-- Begin TASK MATERIAL --

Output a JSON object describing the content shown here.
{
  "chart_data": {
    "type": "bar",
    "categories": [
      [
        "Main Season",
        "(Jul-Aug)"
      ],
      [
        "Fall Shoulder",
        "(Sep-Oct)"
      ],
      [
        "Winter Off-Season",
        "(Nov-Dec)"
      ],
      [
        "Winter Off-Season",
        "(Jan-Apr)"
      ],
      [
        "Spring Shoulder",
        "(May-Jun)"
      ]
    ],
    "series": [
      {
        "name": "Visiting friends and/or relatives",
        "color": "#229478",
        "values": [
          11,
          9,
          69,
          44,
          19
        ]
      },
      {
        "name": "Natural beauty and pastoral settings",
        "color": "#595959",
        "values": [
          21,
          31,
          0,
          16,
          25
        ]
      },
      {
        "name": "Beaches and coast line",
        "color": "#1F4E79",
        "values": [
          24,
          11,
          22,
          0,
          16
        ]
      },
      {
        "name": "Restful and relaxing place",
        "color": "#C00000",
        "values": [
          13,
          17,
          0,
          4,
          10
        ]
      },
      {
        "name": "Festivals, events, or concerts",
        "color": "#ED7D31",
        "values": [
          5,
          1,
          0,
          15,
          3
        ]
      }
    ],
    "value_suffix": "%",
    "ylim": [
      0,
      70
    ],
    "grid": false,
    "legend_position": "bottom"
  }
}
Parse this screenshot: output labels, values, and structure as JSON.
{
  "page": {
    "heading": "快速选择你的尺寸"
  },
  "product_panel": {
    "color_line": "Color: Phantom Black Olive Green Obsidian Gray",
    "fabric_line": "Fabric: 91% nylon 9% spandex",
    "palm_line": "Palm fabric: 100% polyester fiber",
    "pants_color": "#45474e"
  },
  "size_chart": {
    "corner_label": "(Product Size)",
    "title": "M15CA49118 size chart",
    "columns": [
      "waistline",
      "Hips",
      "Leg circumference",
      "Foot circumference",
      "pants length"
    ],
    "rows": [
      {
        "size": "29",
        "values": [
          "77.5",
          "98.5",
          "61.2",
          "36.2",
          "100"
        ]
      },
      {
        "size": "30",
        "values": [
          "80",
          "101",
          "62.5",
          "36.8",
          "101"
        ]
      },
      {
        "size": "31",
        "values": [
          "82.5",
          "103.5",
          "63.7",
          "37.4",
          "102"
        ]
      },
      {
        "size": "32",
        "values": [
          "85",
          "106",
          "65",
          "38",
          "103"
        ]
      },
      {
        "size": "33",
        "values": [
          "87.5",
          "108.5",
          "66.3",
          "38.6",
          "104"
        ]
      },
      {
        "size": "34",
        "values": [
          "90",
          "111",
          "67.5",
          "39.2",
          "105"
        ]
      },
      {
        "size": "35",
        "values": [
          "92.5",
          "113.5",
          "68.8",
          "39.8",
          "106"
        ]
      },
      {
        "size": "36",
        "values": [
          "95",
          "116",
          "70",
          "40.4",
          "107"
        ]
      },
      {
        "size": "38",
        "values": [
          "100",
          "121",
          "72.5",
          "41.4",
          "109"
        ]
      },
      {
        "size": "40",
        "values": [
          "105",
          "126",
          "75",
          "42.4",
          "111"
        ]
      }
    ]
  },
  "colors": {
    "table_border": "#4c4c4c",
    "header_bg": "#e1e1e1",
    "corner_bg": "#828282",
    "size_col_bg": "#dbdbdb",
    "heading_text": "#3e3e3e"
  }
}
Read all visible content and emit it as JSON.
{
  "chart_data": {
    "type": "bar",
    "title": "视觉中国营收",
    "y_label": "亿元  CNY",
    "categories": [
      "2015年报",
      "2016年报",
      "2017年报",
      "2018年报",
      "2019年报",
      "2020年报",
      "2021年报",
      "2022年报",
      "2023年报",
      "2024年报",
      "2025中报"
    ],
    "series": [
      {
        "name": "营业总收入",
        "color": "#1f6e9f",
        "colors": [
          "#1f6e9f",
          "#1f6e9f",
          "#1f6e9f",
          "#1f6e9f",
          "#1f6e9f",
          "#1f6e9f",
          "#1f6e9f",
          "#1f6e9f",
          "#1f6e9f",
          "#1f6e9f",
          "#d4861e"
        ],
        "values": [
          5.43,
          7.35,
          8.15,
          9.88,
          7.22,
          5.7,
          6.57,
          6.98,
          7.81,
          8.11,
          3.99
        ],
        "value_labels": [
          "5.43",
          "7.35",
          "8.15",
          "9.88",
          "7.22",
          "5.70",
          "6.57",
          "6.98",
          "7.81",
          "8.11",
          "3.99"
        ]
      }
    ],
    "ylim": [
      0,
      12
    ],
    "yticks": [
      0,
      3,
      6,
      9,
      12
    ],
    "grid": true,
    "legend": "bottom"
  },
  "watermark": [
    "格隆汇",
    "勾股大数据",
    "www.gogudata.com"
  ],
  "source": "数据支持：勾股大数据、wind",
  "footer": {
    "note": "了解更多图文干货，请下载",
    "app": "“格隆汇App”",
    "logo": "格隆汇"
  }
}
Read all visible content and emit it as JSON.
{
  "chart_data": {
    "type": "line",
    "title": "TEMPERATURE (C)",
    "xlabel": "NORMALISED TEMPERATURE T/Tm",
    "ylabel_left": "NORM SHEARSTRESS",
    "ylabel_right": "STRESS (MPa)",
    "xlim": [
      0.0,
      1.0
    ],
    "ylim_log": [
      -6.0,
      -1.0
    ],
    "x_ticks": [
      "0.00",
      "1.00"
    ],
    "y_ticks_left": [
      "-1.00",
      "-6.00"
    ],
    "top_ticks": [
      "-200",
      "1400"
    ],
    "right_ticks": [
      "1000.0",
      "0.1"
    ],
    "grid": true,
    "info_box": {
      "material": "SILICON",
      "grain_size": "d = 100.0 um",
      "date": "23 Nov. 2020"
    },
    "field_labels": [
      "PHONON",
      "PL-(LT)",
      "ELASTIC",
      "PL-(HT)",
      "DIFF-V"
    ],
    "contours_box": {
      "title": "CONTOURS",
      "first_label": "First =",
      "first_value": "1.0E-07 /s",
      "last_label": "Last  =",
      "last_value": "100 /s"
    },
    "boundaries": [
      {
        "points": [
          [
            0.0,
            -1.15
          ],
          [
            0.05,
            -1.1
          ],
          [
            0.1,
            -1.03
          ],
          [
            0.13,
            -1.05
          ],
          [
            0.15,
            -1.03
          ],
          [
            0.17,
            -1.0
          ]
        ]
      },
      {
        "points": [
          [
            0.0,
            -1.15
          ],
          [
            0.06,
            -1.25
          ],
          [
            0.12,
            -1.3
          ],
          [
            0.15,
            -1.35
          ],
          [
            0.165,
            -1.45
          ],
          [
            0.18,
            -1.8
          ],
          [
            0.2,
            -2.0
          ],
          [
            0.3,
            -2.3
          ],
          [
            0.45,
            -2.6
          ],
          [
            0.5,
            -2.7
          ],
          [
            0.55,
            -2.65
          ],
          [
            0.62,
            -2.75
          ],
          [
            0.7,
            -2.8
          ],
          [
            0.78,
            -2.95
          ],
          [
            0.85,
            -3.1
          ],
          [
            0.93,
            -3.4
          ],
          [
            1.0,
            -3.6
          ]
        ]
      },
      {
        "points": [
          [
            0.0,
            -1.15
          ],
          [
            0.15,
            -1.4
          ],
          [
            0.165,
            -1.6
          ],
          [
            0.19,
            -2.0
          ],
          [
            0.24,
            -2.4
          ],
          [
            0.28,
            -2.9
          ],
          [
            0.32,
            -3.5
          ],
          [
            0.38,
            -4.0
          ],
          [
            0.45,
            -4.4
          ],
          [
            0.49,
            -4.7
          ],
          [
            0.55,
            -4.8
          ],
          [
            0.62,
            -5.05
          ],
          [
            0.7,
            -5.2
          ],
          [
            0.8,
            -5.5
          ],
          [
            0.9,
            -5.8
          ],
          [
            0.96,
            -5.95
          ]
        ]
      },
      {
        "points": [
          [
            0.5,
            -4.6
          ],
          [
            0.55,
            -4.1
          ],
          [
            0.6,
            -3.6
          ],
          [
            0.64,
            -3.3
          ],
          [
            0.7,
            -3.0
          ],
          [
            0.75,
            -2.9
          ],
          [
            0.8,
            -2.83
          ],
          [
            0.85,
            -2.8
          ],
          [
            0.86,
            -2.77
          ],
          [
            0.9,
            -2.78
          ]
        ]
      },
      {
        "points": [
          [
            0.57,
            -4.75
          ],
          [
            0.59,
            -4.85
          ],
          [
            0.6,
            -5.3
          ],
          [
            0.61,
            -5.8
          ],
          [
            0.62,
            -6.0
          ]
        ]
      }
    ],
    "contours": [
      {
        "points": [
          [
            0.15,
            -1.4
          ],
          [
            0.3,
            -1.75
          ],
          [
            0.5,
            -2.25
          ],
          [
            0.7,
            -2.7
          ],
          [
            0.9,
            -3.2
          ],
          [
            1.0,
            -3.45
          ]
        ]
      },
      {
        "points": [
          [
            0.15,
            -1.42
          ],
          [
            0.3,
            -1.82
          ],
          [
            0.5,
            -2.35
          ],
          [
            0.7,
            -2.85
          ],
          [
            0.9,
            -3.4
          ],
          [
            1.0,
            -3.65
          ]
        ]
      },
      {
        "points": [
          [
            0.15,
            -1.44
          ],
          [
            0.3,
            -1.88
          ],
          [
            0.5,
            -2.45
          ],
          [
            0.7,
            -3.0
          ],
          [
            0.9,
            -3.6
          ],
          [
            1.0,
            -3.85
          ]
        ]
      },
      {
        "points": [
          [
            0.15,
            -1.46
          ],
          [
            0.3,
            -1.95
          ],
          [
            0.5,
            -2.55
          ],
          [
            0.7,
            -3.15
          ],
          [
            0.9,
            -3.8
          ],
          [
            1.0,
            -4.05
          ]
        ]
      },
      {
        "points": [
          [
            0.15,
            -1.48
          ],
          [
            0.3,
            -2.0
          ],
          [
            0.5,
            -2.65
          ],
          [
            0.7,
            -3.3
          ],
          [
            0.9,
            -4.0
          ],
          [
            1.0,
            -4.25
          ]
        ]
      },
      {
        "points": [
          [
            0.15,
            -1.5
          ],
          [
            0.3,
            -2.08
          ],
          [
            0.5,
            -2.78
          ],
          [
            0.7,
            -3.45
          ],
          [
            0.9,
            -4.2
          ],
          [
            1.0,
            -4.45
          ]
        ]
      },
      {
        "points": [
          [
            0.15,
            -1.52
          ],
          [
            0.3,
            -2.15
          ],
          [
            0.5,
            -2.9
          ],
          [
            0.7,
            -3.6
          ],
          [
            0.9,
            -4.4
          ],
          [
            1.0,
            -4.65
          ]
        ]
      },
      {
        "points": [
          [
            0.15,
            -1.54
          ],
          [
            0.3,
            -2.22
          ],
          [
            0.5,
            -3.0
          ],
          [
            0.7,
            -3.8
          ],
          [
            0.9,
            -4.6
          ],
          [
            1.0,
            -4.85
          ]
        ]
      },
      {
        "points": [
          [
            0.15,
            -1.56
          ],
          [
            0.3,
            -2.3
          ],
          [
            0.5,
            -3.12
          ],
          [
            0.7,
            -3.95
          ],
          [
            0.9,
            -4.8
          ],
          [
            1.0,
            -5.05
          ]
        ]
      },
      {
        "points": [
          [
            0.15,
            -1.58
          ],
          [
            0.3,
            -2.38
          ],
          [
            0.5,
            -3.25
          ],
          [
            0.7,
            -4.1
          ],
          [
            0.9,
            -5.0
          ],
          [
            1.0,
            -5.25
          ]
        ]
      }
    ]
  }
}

-- End TASK MATERIAL --

EXERCISE INSTRUCTIONS. Report each line of the material above where the word "TEMPERATURE" appears.

CORRECT ANSWER.
    "title": "TEMPERATURE (C)",
    "xlabel": "NORMALISED TEMPERATURE T/Tm",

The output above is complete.